*What to work on*
Leave out all pictures and retype exactly the lines from the one with "OCR this image." through the last line of the material.

# start of Input data

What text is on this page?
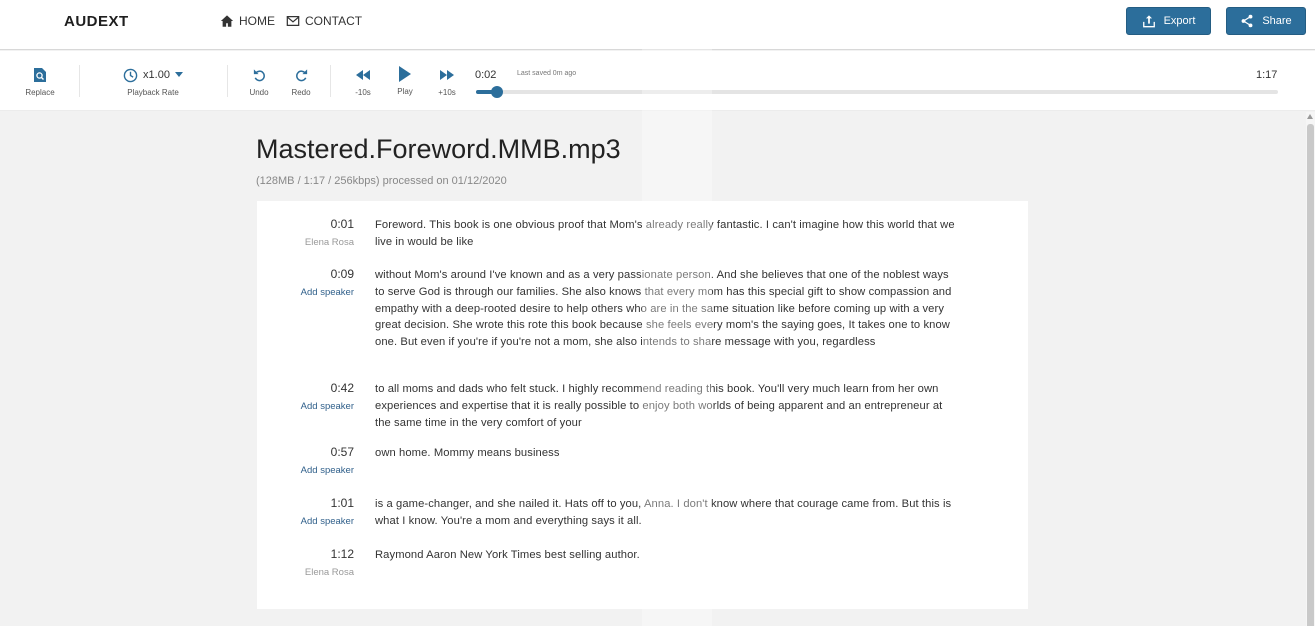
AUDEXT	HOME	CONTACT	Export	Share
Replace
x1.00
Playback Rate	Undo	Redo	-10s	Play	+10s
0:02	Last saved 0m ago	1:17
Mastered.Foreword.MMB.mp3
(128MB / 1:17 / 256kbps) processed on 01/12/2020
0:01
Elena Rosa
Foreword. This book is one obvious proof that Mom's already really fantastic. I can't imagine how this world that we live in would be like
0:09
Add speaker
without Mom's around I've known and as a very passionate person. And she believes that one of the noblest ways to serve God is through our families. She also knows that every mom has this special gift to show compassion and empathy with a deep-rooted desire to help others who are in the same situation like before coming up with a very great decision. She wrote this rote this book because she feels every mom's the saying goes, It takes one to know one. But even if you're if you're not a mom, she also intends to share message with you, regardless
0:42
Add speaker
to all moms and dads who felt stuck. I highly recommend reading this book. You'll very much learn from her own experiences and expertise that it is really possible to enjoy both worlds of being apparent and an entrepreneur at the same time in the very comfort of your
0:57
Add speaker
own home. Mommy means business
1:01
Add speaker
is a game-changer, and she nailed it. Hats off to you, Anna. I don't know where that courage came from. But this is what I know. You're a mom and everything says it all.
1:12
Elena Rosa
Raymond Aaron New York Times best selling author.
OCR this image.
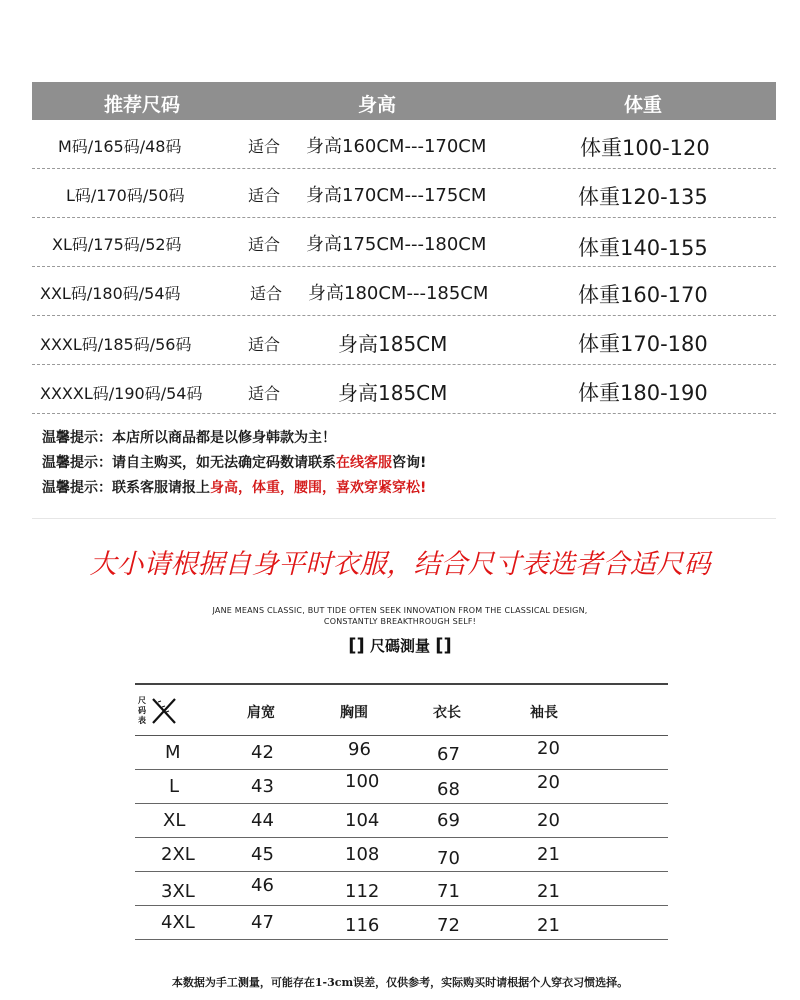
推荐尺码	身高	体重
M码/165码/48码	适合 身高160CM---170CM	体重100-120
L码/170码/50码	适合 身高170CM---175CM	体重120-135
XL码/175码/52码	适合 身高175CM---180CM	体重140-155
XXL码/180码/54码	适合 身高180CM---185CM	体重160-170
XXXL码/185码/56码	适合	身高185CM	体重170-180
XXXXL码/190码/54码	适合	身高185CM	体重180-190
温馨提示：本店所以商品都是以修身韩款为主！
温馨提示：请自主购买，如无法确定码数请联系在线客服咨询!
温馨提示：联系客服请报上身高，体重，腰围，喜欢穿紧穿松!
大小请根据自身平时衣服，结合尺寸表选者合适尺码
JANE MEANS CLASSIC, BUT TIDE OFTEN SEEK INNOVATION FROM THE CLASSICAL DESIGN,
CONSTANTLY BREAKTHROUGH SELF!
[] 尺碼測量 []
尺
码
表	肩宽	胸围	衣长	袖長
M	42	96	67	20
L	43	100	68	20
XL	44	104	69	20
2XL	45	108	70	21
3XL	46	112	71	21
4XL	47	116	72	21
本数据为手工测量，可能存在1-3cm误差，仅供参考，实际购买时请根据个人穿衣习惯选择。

# end of Input data

*Written response*
OCR this image.
推荐尺码	身高	体重
M码/165码/48码	适合 身高160CM---170CM	体重100-120
L码/170码/50码	适合 身高170CM---175CM	体重120-135
XL码/175码/52码	适合 身高175CM---180CM	体重140-155
XXL码/180码/54码	适合 身高180CM---185CM	体重160-170
XXXL码/185码/56码	适合	身高185CM	体重170-180
XXXXL码/190码/54码	适合	身高185CM	体重180-190
温馨提示：本店所以商品都是以修身韩款为主！
温馨提示：请自主购买，如无法确定码数请联系在线客服咨询!
温馨提示：联系客服请报上身高，体重，腰围，喜欢穿紧穿松!
大小请根据自身平时衣服，结合尺寸表选者合适尺码
JANE MEANS CLASSIC, BUT TIDE OFTEN SEEK INNOVATION FROM THE CLASSICAL DESIGN,
CONSTANTLY BREAKTHROUGH SELF!
[] 尺碼測量 []
尺
码
表	肩宽	胸围	衣长	袖長
M	42	96	67	20
L	43	100	68	20
XL	44	104	69	20
2XL	45	108	70	21
3XL	46	112	71	21
4XL	47	116	72	21
本数据为手工测量，可能存在1-3cm误差，仅供参考，实际购买时请根据个人穿衣习惯选择。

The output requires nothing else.